- Given task:
List all lines of the data containing the word "Easier".
>> Start Task inputs
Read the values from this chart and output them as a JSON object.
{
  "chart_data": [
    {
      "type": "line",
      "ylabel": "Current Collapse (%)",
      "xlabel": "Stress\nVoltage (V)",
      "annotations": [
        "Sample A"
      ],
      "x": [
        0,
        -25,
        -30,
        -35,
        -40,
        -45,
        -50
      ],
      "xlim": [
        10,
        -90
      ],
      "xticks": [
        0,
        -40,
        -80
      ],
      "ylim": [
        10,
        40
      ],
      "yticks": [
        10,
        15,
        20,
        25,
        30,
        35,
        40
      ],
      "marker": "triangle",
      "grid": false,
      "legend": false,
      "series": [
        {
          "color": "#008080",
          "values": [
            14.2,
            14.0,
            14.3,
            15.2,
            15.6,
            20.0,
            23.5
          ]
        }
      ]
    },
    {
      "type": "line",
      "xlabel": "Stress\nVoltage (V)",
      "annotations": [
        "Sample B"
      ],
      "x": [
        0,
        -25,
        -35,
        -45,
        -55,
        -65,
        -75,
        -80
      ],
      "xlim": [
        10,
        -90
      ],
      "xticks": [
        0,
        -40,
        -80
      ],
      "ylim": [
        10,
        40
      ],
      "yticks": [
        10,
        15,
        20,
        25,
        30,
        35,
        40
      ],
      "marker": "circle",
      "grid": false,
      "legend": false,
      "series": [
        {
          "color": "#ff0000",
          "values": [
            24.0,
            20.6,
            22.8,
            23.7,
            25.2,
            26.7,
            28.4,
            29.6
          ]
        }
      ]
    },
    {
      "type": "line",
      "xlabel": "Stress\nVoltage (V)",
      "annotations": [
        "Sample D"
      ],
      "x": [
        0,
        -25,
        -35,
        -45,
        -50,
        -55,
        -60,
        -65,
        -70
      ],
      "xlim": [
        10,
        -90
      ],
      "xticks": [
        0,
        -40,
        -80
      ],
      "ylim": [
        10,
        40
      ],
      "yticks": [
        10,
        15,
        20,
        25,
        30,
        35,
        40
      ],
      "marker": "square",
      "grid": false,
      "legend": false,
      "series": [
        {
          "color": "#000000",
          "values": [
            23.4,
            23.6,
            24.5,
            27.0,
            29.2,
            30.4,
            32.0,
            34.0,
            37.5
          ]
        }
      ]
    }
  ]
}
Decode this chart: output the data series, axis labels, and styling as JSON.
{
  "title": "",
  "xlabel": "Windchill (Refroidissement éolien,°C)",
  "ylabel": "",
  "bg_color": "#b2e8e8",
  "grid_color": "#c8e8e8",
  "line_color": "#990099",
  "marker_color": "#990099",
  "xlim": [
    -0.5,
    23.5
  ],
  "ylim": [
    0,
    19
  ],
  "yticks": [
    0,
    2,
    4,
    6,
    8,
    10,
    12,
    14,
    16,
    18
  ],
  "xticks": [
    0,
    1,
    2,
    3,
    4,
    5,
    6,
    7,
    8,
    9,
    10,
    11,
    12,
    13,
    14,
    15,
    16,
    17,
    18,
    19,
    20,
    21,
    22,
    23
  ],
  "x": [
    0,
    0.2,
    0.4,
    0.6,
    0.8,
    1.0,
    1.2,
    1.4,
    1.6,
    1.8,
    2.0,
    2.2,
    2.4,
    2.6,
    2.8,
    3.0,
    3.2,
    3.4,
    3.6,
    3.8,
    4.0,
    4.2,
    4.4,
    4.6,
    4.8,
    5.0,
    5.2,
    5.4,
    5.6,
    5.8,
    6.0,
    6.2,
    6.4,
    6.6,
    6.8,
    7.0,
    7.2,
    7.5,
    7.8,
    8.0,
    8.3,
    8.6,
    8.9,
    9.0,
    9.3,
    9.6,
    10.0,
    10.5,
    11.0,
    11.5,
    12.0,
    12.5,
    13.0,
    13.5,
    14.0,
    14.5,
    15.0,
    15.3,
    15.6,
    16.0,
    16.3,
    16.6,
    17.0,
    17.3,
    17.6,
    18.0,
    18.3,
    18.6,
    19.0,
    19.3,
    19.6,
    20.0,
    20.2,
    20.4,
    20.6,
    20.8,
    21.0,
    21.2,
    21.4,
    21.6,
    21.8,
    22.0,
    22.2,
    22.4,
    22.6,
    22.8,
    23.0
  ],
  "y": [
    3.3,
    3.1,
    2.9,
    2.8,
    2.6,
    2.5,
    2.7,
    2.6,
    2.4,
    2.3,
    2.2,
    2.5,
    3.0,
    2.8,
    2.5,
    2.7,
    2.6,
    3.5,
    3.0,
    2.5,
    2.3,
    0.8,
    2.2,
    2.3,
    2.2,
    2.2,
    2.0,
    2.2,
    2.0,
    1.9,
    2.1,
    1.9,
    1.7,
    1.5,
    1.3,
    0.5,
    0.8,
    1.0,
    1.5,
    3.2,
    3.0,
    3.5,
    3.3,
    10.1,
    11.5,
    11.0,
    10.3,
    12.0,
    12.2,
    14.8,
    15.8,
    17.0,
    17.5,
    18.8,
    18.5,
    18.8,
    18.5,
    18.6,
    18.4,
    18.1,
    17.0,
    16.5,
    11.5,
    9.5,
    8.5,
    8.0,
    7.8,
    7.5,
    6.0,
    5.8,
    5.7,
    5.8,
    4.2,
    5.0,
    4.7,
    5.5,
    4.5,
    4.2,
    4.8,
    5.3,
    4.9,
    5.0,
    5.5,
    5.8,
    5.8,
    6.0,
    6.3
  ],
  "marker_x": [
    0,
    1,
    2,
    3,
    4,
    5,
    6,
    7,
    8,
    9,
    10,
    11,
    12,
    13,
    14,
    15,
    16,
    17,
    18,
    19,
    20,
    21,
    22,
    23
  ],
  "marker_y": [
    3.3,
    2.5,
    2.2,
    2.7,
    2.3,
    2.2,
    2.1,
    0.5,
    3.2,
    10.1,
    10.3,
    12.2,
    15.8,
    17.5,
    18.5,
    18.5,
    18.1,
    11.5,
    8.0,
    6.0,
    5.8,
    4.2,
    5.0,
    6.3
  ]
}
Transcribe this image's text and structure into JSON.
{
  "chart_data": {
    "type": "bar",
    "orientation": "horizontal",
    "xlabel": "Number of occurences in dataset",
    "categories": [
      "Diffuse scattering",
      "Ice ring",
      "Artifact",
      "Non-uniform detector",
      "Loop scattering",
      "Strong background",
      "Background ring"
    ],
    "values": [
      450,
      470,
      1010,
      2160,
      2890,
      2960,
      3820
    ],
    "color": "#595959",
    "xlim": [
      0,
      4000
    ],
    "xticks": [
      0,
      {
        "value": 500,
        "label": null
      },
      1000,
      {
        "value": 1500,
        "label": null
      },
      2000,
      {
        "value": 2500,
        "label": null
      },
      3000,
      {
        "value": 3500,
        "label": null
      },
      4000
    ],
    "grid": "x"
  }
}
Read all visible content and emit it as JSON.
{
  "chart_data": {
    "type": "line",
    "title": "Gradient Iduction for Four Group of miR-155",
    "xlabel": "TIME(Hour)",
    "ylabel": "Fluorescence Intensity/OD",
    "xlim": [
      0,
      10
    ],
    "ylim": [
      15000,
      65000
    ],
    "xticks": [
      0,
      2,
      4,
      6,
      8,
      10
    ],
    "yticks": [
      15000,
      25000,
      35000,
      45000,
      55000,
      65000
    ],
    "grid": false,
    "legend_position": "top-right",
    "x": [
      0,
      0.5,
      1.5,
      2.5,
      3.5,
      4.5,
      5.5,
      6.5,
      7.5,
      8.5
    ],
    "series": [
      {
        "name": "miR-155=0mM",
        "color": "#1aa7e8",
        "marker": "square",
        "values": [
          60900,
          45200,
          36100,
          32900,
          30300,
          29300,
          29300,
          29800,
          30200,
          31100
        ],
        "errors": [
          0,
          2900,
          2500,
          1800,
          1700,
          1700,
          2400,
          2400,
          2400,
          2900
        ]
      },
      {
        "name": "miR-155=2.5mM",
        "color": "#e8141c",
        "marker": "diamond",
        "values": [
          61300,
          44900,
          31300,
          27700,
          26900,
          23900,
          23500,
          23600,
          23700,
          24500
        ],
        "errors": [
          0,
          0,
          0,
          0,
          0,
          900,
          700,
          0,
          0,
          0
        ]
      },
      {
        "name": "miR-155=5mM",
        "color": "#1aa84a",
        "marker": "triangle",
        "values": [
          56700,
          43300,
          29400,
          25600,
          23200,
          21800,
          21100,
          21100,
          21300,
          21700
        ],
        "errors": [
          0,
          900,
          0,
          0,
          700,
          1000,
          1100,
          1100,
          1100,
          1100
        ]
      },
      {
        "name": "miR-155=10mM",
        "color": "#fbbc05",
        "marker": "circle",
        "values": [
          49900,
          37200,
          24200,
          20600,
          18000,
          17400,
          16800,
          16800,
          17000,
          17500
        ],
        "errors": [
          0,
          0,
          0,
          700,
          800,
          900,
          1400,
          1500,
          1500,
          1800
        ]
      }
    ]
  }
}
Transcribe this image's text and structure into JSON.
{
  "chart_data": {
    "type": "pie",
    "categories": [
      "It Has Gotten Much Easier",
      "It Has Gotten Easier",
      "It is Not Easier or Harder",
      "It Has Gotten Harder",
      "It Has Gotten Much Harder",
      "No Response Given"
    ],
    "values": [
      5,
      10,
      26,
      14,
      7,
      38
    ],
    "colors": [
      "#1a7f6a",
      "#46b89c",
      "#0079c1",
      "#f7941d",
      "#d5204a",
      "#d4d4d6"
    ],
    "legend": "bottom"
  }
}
>> End Task inputs
- Output of the exercise:
      "It Has Gotten Much Easier",
      "It Has Gotten Easier",
      "It is Not Easier or Harder",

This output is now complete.